### Instruction
Show every line in the entries below where the word "vigo" appears.

----

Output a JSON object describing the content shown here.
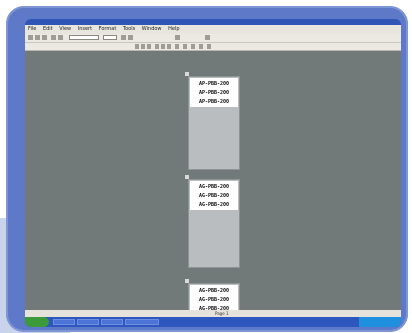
{
  "menubar": {
    "items": [
      "File",
      "Edit",
      "View",
      "Insert",
      "Format",
      "Tools",
      "Window",
      "Help"
    ]
  },
  "toolbar": {
    "font_field": "",
    "size_field": ""
  },
  "pages": [
    {
      "lines": [
        "AP-PBB-200",
        "AP-PBB-200",
        "AP-PBB-200"
      ]
    },
    {
      "lines": [
        "AG-PBB-200",
        "AG-PBB-200",
        "AG-PBB-200"
      ]
    },
    {
      "lines": [
        "AG-PBB-200",
        "AG-PBB-200",
        "AG-PBB-200"
      ]
    }
  ],
  "statusbar": {
    "page_info": "Page 1",
    "right_info": ""
  },
  "taskbar": {
    "items": [
      "",
      "",
      "",
      ""
    ],
    "clock": ""
  }
}
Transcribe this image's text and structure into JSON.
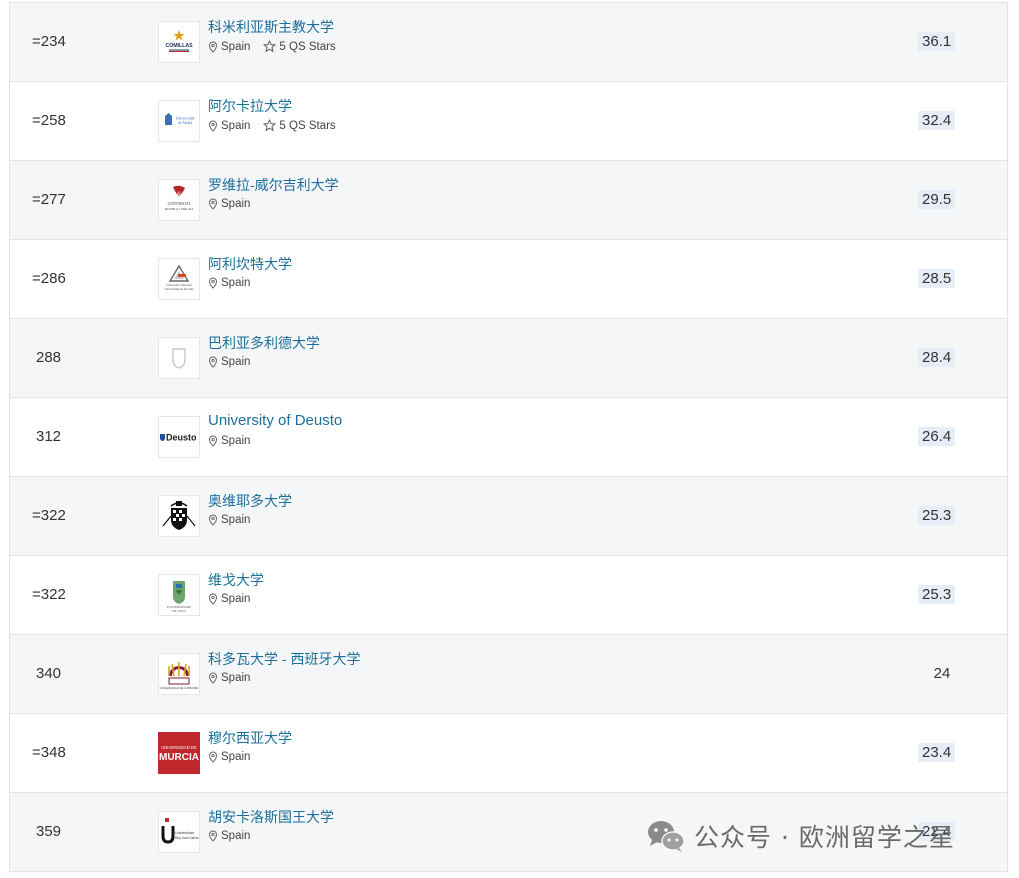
{
  "rows": [
    {
      "rank": "=234",
      "name": "科米利亚斯主教大学",
      "location": "Spain",
      "stars": "5 QS Stars",
      "score": "36.1",
      "logo": "comillas"
    },
    {
      "rank": "=258",
      "name": "阿尔卡拉大学",
      "location": "Spain",
      "stars": "5 QS Stars",
      "score": "32.4",
      "logo": "alcala"
    },
    {
      "rank": "=277",
      "name": "罗维拉-威尔吉利大学",
      "location": "Spain",
      "stars": "",
      "score": "29.5",
      "logo": "rovira"
    },
    {
      "rank": "=286",
      "name": "阿利坎特大学",
      "location": "Spain",
      "stars": "",
      "score": "28.5",
      "logo": "alicante"
    },
    {
      "rank": "288",
      "name": "巴利亚多利德大学",
      "location": "Spain",
      "stars": "",
      "score": "28.4",
      "logo": "valladolid"
    },
    {
      "rank": "312",
      "name": "University of Deusto",
      "location": "Spain",
      "stars": "",
      "score": "26.4",
      "logo": "deusto"
    },
    {
      "rank": "=322",
      "name": "奥维耶多大学",
      "location": "Spain",
      "stars": "",
      "score": "25.3",
      "logo": "oviedo"
    },
    {
      "rank": "=322",
      "name": "维戈大学",
      "location": "Spain",
      "stars": "",
      "score": "25.3",
      "logo": "vigo"
    },
    {
      "rank": "340",
      "name": "科多瓦大学 - 西班牙大学",
      "location": "Spain",
      "stars": "",
      "score": "24",
      "logo": "cordoba"
    },
    {
      "rank": "=348",
      "name": "穆尔西亚大学",
      "location": "Spain",
      "stars": "",
      "score": "23.4",
      "logo": "murcia"
    },
    {
      "rank": "359",
      "name": "胡安卡洛斯国王大学",
      "location": "Spain",
      "stars": "",
      "score": "22.4",
      "logo": "rjc"
    }
  ],
  "logo_text": {
    "comillas": "COMILLAS",
    "alcala": "Universidad de Alcalá",
    "rovira": "UNIVERSITAT ROVIRA I VIRGILI",
    "alicante": "Universitat d'Alacant Universidad de Alicante",
    "deusto": "Deusto",
    "vigo": "UNIVERSIDADE DE VIGO",
    "cordoba": "UNIVERSIDAD DE CÓRDOBA",
    "murcia_top": "UNIVERSIDAD DE",
    "murcia_main": "MURCIA",
    "rjc": "Universidad Rey Juan Carlos"
  },
  "watermark": {
    "text": "公众号 · 欧洲留学之星"
  },
  "colors": {
    "link": "#1b6f9a",
    "score_bg": "#e6edf7",
    "alt_row": "#f5f6f8",
    "murcia": "#c0272d"
  }
}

----

### Answer to this task
      "logo": "vigo"
    "vigo": "UNIVERSIDADE DE VIGO",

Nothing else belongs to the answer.